%%
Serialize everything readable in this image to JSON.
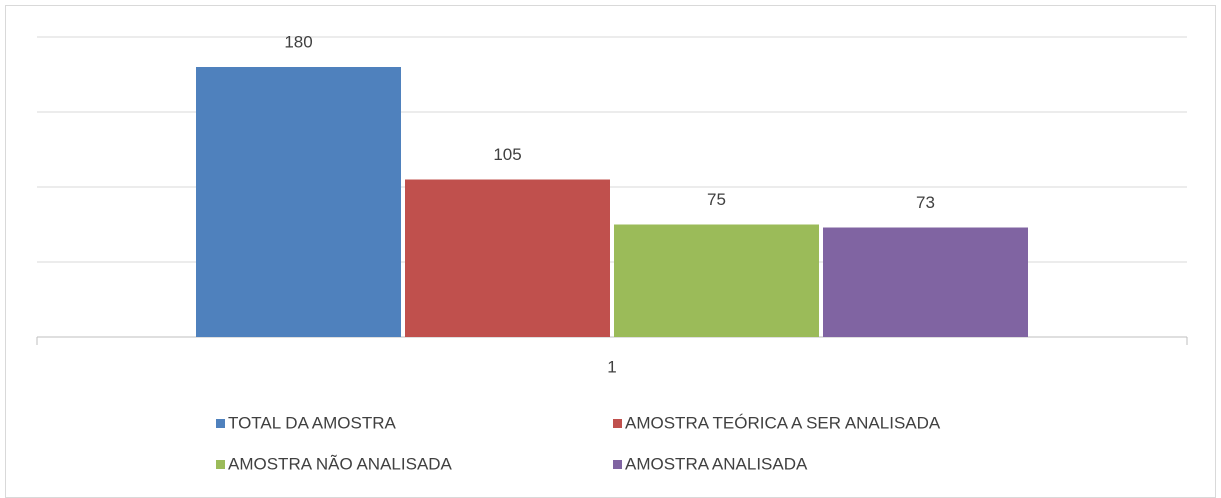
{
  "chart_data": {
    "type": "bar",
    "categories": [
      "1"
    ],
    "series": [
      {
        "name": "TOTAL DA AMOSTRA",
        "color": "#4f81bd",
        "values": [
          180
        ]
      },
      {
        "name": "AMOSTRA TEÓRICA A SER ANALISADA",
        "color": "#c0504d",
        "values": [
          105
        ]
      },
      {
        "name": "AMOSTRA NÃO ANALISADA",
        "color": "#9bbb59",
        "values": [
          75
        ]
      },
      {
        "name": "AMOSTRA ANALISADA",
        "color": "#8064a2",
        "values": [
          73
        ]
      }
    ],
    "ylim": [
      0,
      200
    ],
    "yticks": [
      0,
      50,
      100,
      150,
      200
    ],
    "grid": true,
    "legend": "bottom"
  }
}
%%
REQUIRED WORK: The pictures should not be reproduced; quote all of the other material exactly.

EXERCISE RESULT:
Serialize everything readable in this image to JSON.
{
  "chart_data": {
    "type": "bar",
    "categories": [
      "1"
    ],
    "series": [
      {
        "name": "TOTAL DA AMOSTRA",
        "color": "#4f81bd",
        "values": [
          180
        ]
      },
      {
        "name": "AMOSTRA TEÓRICA A SER ANALISADA",
        "color": "#c0504d",
        "values": [
          105
        ]
      },
      {
        "name": "AMOSTRA NÃO ANALISADA",
        "color": "#9bbb59",
        "values": [
          75
        ]
      },
      {
        "name": "AMOSTRA ANALISADA",
        "color": "#8064a2",
        "values": [
          73
        ]
      }
    ],
    "ylim": [
      0,
      200
    ],
    "yticks": [
      0,
      50,
      100,
      150,
      200
    ],
    "grid": true,
    "legend": "bottom"
  }
}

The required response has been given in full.